START DATA SUPPLIED

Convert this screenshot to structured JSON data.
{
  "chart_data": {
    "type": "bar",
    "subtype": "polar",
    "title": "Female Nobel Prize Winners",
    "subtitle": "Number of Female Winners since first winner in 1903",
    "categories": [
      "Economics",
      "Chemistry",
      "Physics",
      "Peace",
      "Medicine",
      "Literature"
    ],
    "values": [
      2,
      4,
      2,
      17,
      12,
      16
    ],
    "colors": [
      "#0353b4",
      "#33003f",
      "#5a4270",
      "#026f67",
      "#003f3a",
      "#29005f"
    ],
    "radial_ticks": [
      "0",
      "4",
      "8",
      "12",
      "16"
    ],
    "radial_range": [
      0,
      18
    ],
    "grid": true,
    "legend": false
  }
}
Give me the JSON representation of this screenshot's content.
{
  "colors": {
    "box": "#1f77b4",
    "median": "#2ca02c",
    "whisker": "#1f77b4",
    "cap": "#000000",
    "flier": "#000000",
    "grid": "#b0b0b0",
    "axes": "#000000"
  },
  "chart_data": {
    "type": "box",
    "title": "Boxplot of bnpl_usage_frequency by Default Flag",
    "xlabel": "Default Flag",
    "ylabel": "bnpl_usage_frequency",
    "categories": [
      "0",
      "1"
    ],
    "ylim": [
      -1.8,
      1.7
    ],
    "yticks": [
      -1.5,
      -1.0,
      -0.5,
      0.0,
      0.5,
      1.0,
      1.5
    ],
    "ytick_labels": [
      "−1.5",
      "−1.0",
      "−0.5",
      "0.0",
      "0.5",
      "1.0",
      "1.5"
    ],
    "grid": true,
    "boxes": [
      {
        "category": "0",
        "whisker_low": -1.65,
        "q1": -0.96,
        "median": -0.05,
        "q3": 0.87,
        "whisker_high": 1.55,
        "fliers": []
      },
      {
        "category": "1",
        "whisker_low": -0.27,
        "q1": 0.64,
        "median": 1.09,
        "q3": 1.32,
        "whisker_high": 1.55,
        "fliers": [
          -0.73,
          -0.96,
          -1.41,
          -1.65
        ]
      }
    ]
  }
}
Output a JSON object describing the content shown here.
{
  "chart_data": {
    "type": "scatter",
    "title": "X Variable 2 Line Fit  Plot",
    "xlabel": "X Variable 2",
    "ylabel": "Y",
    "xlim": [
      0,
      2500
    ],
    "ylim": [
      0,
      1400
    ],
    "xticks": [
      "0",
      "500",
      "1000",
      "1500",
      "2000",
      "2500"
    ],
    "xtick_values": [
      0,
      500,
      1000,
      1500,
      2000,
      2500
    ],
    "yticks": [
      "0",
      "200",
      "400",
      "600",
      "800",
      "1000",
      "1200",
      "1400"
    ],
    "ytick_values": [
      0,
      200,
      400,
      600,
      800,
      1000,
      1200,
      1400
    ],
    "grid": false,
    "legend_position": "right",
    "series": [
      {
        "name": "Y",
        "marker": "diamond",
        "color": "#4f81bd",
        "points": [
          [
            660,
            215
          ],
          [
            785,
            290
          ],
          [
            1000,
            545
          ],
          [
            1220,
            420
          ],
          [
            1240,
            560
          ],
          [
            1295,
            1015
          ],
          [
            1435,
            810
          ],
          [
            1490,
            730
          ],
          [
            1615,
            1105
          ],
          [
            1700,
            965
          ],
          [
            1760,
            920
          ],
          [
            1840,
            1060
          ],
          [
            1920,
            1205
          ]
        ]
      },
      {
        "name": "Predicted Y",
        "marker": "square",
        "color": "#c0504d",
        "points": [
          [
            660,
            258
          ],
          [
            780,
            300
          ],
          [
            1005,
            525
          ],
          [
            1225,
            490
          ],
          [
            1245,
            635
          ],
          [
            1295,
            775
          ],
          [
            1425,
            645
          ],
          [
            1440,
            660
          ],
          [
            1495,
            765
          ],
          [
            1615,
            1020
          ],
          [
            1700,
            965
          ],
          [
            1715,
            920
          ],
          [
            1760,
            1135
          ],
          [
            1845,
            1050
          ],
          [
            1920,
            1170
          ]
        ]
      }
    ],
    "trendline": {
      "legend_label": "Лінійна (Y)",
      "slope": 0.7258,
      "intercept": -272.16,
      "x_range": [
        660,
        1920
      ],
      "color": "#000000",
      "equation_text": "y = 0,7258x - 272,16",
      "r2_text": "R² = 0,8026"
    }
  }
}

END DATA SUPPLIED

*WORK TO COMPLETE*: Output all records verbatim.

*RESPONSE TO THE TASK*:
Convert this screenshot to structured JSON data.
{
  "chart_data": {
    "type": "bar",
    "subtype": "polar",
    "title": "Female Nobel Prize Winners",
    "subtitle": "Number of Female Winners since first winner in 1903",
    "categories": [
      "Economics",
      "Chemistry",
      "Physics",
      "Peace",
      "Medicine",
      "Literature"
    ],
    "values": [
      2,
      4,
      2,
      17,
      12,
      16
    ],
    "colors": [
      "#0353b4",
      "#33003f",
      "#5a4270",
      "#026f67",
      "#003f3a",
      "#29005f"
    ],
    "radial_ticks": [
      "0",
      "4",
      "8",
      "12",
      "16"
    ],
    "radial_range": [
      0,
      18
    ],
    "grid": true,
    "legend": false
  }
}
Give me the JSON representation of this screenshot's content.
{
  "colors": {
    "box": "#1f77b4",
    "median": "#2ca02c",
    "whisker": "#1f77b4",
    "cap": "#000000",
    "flier": "#000000",
    "grid": "#b0b0b0",
    "axes": "#000000"
  },
  "chart_data": {
    "type": "box",
    "title": "Boxplot of bnpl_usage_frequency by Default Flag",
    "xlabel": "Default Flag",
    "ylabel": "bnpl_usage_frequency",
    "categories": [
      "0",
      "1"
    ],
    "ylim": [
      -1.8,
      1.7
    ],
    "yticks": [
      -1.5,
      -1.0,
      -0.5,
      0.0,
      0.5,
      1.0,
      1.5
    ],
    "ytick_labels": [
      "−1.5",
      "−1.0",
      "−0.5",
      "0.0",
      "0.5",
      "1.0",
      "1.5"
    ],
    "grid": true,
    "boxes": [
      {
        "category": "0",
        "whisker_low": -1.65,
        "q1": -0.96,
        "median": -0.05,
        "q3": 0.87,
        "whisker_high": 1.55,
        "fliers": []
      },
      {
        "category": "1",
        "whisker_low": -0.27,
        "q1": 0.64,
        "median": 1.09,
        "q3": 1.32,
        "whisker_high": 1.55,
        "fliers": [
          -0.73,
          -0.96,
          -1.41,
          -1.65
        ]
      }
    ]
  }
}
Output a JSON object describing the content shown here.
{
  "chart_data": {
    "type": "scatter",
    "title": "X Variable 2 Line Fit  Plot",
    "xlabel": "X Variable 2",
    "ylabel": "Y",
    "xlim": [
      0,
      2500
    ],
    "ylim": [
      0,
      1400
    ],
    "xticks": [
      "0",
      "500",
      "1000",
      "1500",
      "2000",
      "2500"
    ],
    "xtick_values": [
      0,
      500,
      1000,
      1500,
      2000,
      2500
    ],
    "yticks": [
      "0",
      "200",
      "400",
      "600",
      "800",
      "1000",
      "1200",
      "1400"
    ],
    "ytick_values": [
      0,
      200,
      400,
      600,
      800,
      1000,
      1200,
      1400
    ],
    "grid": false,
    "legend_position": "right",
    "series": [
      {
        "name": "Y",
        "marker": "diamond",
        "color": "#4f81bd",
        "points": [
          [
            660,
            215
          ],
          [
            785,
            290
          ],
          [
            1000,
            545
          ],
          [
            1220,
            420
          ],
          [
            1240,
            560
          ],
          [
            1295,
            1015
          ],
          [
            1435,
            810
          ],
          [
            1490,
            730
          ],
          [
            1615,
            1105
          ],
          [
            1700,
            965
          ],
          [
            1760,
            920
          ],
          [
            1840,
            1060
          ],
          [
            1920,
            1205
          ]
        ]
      },
      {
        "name": "Predicted Y",
        "marker": "square",
        "color": "#c0504d",
        "points": [
          [
            660,
            258
          ],
          [
            780,
            300
          ],
          [
            1005,
            525
          ],
          [
            1225,
            490
          ],
          [
            1245,
            635
          ],
          [
            1295,
            775
          ],
          [
            1425,
            645
          ],
          [
            1440,
            660
          ],
          [
            1495,
            765
          ],
          [
            1615,
            1020
          ],
          [
            1700,
            965
          ],
          [
            1715,
            920
          ],
          [
            1760,
            1135
          ],
          [
            1845,
            1050
          ],
          [
            1920,
            1170
          ]
        ]
      }
    ],
    "trendline": {
      "legend_label": "Лінійна (Y)",
      "slope": 0.7258,
      "intercept": -272.16,
      "x_range": [
        660,
        1920
      ],
      "color": "#000000",
      "equation_text": "y = 0,7258x - 272,16",
      "r2_text": "R² = 0,8026"
    }
  }
}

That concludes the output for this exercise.